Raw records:
[Begin]
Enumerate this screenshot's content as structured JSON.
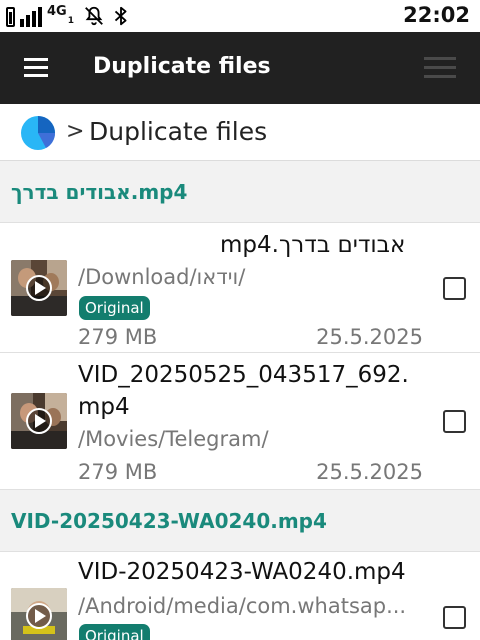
{
  "status_bar": {
    "network_label": "4G",
    "network_sub": "1",
    "time": "22:02",
    "icons": [
      "battery-icon",
      "signal-icon",
      "mute-notifications-icon",
      "bluetooth-icon"
    ]
  },
  "toolbar": {
    "title": "Duplicate files",
    "menu_icon": "hamburger-menu-icon",
    "overflow_icon": "overflow-menu-icon"
  },
  "breadcrumb": {
    "icon": "storage-pie-icon",
    "separator": ">",
    "label": "Duplicate files"
  },
  "colors": {
    "accent": "#1a8a7c",
    "badge": "#137d6e",
    "toolbar": "#212121"
  },
  "groups": [
    {
      "header": "אבודים בדרך.mp4",
      "files": [
        {
          "name": "אבודים בדרך.mp4",
          "path": "/Download/וידאו/",
          "badge": "Original",
          "size": "279 MB",
          "date": "25.5.2025",
          "checked": false
        },
        {
          "name": "VID_20250525_043517_692.mp4",
          "path": "/Movies/Telegram/",
          "size": "279 MB",
          "date": "25.5.2025",
          "checked": false
        }
      ]
    },
    {
      "header": "VID-20250423-WA0240.mp4",
      "files": [
        {
          "name": "VID-20250423-WA0240.mp4",
          "path": "/Android/media/com.whatsap...",
          "badge": "Original",
          "checked": false
        }
      ]
    }
  ]
}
[End]
__Exercise goal__:
Retype all of the entries exactly as written, leaving out any images.

__Result for this exercise__:
Enumerate this screenshot's content as structured JSON.
{
  "status_bar": {
    "network_label": "4G",
    "network_sub": "1",
    "time": "22:02",
    "icons": [
      "battery-icon",
      "signal-icon",
      "mute-notifications-icon",
      "bluetooth-icon"
    ]
  },
  "toolbar": {
    "title": "Duplicate files",
    "menu_icon": "hamburger-menu-icon",
    "overflow_icon": "overflow-menu-icon"
  },
  "breadcrumb": {
    "icon": "storage-pie-icon",
    "separator": ">",
    "label": "Duplicate files"
  },
  "colors": {
    "accent": "#1a8a7c",
    "badge": "#137d6e",
    "toolbar": "#212121"
  },
  "groups": [
    {
      "header": "אבודים בדרך.mp4",
      "files": [
        {
          "name": "אבודים בדרך.mp4",
          "path": "/Download/וידאו/",
          "badge": "Original",
          "size": "279 MB",
          "date": "25.5.2025",
          "checked": false
        },
        {
          "name": "VID_20250525_043517_692.mp4",
          "path": "/Movies/Telegram/",
          "size": "279 MB",
          "date": "25.5.2025",
          "checked": false
        }
      ]
    },
    {
      "header": "VID-20250423-WA0240.mp4",
      "files": [
        {
          "name": "VID-20250423-WA0240.mp4",
          "path": "/Android/media/com.whatsap...",
          "badge": "Original",
          "checked": false
        }
      ]
    }
  ]
}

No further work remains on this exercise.